- Stated task: Give every entry again, unchanged, and leave its images out.

-- Dataset start --

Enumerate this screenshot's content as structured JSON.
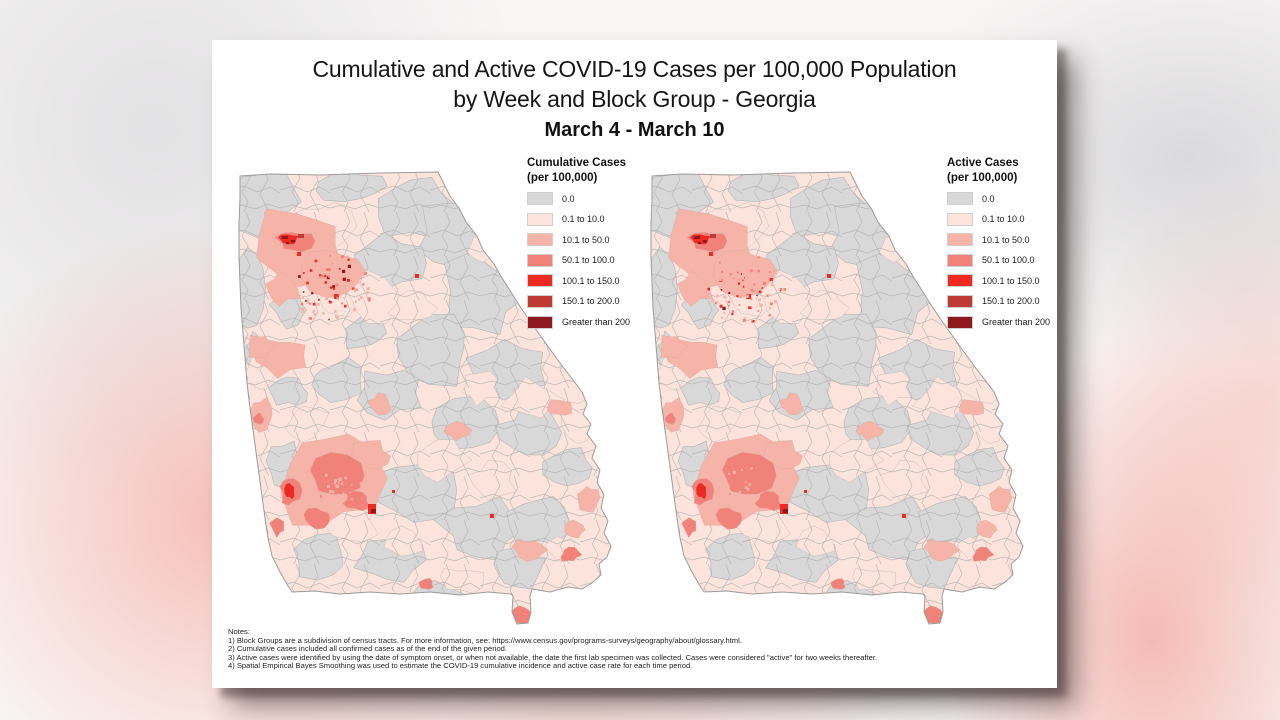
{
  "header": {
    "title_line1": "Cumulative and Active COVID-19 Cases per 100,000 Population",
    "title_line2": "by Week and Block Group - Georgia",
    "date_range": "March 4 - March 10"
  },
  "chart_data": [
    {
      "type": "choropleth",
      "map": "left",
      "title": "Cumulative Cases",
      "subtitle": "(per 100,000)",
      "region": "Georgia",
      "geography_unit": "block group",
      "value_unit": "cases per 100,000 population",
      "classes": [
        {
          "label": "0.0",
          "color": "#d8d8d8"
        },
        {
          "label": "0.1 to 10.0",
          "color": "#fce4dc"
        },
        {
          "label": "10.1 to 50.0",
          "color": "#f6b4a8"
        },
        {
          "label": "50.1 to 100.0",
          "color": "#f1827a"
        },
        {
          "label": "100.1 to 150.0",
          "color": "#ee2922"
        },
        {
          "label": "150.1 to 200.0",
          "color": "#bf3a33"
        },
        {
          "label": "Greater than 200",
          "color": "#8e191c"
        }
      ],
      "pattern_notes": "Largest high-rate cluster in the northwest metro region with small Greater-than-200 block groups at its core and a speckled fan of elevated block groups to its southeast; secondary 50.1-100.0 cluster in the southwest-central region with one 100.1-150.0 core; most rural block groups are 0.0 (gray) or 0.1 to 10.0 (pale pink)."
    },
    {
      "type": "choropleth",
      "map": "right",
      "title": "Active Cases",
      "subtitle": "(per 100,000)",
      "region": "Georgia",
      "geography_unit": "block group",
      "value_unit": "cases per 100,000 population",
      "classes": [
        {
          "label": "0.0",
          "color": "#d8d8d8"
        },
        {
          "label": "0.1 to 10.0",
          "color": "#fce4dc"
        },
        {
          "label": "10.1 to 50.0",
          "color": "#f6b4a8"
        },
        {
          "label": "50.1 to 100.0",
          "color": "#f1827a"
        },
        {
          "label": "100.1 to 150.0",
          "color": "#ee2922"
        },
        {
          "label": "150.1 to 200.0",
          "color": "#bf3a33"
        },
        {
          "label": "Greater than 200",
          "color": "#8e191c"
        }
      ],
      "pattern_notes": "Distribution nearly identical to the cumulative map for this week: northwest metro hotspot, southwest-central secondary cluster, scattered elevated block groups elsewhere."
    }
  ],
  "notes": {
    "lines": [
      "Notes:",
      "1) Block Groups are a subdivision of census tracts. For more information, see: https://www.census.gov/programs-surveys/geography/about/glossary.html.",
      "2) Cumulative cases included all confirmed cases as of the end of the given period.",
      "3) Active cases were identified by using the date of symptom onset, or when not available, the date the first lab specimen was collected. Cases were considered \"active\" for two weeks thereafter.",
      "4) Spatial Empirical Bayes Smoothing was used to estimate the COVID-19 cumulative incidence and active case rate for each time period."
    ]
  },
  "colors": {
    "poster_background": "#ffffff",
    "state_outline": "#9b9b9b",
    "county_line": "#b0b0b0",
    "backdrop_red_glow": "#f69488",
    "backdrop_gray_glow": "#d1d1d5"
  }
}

-- Dataset end --

- Answer:
Enumerate this screenshot's content as structured JSON.
{
  "header": {
    "title_line1": "Cumulative and Active COVID-19 Cases per 100,000 Population",
    "title_line2": "by Week and Block Group - Georgia",
    "date_range": "March 4 - March 10"
  },
  "chart_data": [
    {
      "type": "choropleth",
      "map": "left",
      "title": "Cumulative Cases",
      "subtitle": "(per 100,000)",
      "region": "Georgia",
      "geography_unit": "block group",
      "value_unit": "cases per 100,000 population",
      "classes": [
        {
          "label": "0.0",
          "color": "#d8d8d8"
        },
        {
          "label": "0.1 to 10.0",
          "color": "#fce4dc"
        },
        {
          "label": "10.1 to 50.0",
          "color": "#f6b4a8"
        },
        {
          "label": "50.1 to 100.0",
          "color": "#f1827a"
        },
        {
          "label": "100.1 to 150.0",
          "color": "#ee2922"
        },
        {
          "label": "150.1 to 200.0",
          "color": "#bf3a33"
        },
        {
          "label": "Greater than 200",
          "color": "#8e191c"
        }
      ],
      "pattern_notes": "Largest high-rate cluster in the northwest metro region with small Greater-than-200 block groups at its core and a speckled fan of elevated block groups to its southeast; secondary 50.1-100.0 cluster in the southwest-central region with one 100.1-150.0 core; most rural block groups are 0.0 (gray) or 0.1 to 10.0 (pale pink)."
    },
    {
      "type": "choropleth",
      "map": "right",
      "title": "Active Cases",
      "subtitle": "(per 100,000)",
      "region": "Georgia",
      "geography_unit": "block group",
      "value_unit": "cases per 100,000 population",
      "classes": [
        {
          "label": "0.0",
          "color": "#d8d8d8"
        },
        {
          "label": "0.1 to 10.0",
          "color": "#fce4dc"
        },
        {
          "label": "10.1 to 50.0",
          "color": "#f6b4a8"
        },
        {
          "label": "50.1 to 100.0",
          "color": "#f1827a"
        },
        {
          "label": "100.1 to 150.0",
          "color": "#ee2922"
        },
        {
          "label": "150.1 to 200.0",
          "color": "#bf3a33"
        },
        {
          "label": "Greater than 200",
          "color": "#8e191c"
        }
      ],
      "pattern_notes": "Distribution nearly identical to the cumulative map for this week: northwest metro hotspot, southwest-central secondary cluster, scattered elevated block groups elsewhere."
    }
  ],
  "notes": {
    "lines": [
      "Notes:",
      "1) Block Groups are a subdivision of census tracts. For more information, see: https://www.census.gov/programs-surveys/geography/about/glossary.html.",
      "2) Cumulative cases included all confirmed cases as of the end of the given period.",
      "3) Active cases were identified by using the date of symptom onset, or when not available, the date the first lab specimen was collected. Cases were considered \"active\" for two weeks thereafter.",
      "4) Spatial Empirical Bayes Smoothing was used to estimate the COVID-19 cumulative incidence and active case rate for each time period."
    ]
  },
  "colors": {
    "poster_background": "#ffffff",
    "state_outline": "#9b9b9b",
    "county_line": "#b0b0b0",
    "backdrop_red_glow": "#f69488",
    "backdrop_gray_glow": "#d1d1d5"
  }
}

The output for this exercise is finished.